Repeat everything in the listing from the start down through the line containing "Text: subject to", both ends included.

## START Records to use

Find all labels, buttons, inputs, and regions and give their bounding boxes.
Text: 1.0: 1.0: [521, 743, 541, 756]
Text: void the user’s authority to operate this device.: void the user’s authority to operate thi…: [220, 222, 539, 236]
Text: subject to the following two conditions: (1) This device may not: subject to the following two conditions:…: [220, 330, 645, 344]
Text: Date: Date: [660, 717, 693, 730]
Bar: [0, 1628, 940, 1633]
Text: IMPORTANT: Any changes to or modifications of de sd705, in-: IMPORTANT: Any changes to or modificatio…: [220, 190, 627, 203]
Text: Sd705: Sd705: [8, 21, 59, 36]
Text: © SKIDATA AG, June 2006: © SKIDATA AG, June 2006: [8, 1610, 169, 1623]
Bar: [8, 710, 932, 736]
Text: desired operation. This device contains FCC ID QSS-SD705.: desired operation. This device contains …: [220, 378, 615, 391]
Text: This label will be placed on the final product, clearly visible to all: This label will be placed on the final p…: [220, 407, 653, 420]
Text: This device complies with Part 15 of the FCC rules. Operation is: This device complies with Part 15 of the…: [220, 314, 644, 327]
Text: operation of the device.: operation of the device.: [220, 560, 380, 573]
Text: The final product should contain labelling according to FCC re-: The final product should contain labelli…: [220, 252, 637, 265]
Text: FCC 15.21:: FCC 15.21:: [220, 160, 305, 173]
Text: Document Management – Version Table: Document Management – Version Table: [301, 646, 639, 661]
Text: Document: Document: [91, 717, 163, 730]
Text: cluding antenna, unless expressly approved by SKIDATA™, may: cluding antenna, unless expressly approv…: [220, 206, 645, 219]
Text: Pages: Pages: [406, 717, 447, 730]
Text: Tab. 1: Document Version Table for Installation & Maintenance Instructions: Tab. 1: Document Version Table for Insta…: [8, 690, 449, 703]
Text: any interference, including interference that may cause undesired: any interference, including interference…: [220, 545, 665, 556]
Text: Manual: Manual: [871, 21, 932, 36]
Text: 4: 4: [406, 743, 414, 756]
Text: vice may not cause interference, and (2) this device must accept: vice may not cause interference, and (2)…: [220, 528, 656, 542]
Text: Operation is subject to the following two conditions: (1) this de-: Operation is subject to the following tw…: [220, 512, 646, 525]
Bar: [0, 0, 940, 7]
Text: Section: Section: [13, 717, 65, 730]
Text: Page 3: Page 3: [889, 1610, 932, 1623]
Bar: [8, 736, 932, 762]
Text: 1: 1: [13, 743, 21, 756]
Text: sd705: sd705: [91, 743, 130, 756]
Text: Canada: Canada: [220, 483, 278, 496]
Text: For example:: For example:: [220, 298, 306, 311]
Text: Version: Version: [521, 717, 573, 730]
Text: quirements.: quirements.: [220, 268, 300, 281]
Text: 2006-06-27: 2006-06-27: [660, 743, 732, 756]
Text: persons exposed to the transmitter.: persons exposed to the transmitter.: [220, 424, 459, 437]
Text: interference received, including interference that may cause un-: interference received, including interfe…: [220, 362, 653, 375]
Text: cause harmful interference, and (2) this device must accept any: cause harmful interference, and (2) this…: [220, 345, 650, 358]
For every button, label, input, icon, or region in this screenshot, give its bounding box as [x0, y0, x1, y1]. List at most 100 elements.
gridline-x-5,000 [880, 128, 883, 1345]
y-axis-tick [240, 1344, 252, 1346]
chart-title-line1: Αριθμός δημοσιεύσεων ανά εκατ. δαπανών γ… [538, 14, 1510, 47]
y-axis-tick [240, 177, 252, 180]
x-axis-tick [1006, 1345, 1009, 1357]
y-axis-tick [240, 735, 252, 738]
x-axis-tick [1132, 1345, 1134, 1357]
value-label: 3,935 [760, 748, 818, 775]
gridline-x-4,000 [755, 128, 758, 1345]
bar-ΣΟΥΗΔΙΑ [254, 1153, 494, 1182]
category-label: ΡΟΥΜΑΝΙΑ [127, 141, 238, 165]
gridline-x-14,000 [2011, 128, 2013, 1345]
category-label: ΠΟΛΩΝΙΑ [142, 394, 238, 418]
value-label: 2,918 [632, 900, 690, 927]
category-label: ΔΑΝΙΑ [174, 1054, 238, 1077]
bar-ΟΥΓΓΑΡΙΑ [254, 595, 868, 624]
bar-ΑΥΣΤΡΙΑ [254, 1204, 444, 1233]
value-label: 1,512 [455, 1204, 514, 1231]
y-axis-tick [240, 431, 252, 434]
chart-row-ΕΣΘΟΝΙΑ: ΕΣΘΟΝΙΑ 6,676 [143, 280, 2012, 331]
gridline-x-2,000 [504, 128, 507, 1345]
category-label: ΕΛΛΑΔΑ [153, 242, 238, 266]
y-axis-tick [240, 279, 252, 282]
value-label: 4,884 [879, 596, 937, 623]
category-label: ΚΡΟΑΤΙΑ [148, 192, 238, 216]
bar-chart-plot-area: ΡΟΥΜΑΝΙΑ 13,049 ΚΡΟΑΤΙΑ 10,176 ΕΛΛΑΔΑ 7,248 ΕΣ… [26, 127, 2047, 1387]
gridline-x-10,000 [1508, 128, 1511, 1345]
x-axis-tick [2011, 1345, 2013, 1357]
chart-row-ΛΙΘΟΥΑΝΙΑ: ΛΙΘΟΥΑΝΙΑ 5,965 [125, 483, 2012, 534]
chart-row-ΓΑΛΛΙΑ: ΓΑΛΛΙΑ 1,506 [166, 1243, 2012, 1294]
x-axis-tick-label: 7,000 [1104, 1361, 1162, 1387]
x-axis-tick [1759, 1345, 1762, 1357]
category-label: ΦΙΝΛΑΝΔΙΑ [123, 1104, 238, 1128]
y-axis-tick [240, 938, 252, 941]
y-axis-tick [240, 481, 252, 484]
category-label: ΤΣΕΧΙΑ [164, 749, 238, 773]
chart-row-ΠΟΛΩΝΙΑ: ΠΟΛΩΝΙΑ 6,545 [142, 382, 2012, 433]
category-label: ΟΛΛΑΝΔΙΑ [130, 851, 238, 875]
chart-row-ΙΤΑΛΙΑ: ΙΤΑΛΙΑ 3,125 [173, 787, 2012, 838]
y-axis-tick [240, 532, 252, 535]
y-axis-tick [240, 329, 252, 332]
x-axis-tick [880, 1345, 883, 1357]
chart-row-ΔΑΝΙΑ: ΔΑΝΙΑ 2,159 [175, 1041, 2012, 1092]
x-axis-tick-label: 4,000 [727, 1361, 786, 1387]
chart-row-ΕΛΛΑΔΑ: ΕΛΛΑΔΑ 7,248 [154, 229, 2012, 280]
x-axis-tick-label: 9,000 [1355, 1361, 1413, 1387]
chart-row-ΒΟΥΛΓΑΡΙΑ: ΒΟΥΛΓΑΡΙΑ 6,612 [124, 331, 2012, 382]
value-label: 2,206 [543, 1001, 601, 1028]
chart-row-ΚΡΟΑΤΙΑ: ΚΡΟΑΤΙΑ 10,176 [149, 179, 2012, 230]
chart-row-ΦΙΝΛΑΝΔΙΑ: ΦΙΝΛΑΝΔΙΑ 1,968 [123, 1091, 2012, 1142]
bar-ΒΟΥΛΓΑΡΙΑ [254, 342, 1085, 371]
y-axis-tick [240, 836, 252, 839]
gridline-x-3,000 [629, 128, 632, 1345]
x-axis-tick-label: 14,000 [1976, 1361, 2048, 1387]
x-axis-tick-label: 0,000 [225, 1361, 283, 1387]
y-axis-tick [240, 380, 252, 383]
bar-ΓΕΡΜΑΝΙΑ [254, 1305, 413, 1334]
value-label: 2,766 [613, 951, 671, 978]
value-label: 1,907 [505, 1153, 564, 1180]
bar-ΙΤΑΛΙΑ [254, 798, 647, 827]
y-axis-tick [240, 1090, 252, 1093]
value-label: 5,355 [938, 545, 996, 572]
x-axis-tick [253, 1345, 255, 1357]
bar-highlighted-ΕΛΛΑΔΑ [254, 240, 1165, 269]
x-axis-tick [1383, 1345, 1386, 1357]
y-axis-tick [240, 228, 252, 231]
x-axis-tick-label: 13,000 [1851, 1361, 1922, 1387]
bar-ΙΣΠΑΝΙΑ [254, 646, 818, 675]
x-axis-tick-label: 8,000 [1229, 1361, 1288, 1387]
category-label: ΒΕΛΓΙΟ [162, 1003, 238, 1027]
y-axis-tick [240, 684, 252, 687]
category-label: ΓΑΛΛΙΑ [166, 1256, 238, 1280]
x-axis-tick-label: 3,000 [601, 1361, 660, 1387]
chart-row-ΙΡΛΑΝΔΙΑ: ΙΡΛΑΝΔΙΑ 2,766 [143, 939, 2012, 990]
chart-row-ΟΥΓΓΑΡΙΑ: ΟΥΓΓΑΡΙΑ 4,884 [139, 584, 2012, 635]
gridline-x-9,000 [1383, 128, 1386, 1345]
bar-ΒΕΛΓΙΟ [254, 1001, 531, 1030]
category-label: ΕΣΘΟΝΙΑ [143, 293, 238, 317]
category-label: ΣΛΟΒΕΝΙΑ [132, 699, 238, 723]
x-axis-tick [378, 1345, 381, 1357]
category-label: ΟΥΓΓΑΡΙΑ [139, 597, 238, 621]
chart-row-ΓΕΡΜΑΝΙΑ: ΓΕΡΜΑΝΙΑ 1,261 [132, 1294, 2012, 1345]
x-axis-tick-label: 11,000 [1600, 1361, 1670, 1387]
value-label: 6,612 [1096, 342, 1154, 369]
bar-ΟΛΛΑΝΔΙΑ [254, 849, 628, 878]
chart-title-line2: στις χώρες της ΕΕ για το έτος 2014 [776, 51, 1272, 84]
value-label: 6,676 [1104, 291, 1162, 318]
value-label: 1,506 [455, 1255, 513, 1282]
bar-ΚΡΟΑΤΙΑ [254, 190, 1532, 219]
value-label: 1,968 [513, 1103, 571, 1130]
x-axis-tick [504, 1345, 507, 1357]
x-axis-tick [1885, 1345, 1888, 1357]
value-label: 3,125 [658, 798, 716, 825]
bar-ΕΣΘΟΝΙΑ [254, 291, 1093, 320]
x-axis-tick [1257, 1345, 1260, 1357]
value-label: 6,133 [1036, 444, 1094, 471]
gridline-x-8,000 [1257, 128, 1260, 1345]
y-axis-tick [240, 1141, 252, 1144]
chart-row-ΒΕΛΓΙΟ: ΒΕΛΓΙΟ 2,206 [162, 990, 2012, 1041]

## END Records to use

Written reply:
Find all labels, buttons, inputs, and regions and give their bounding boxes.
Text: 1.0: 1.0: [521, 743, 541, 756]
Text: void the user’s authority to operate this device.: void the user’s authority to operate thi…: [220, 222, 539, 236]
Text: subject to the following two conditions: (1) This device may not: subject to the following two conditions:…: [220, 330, 645, 344]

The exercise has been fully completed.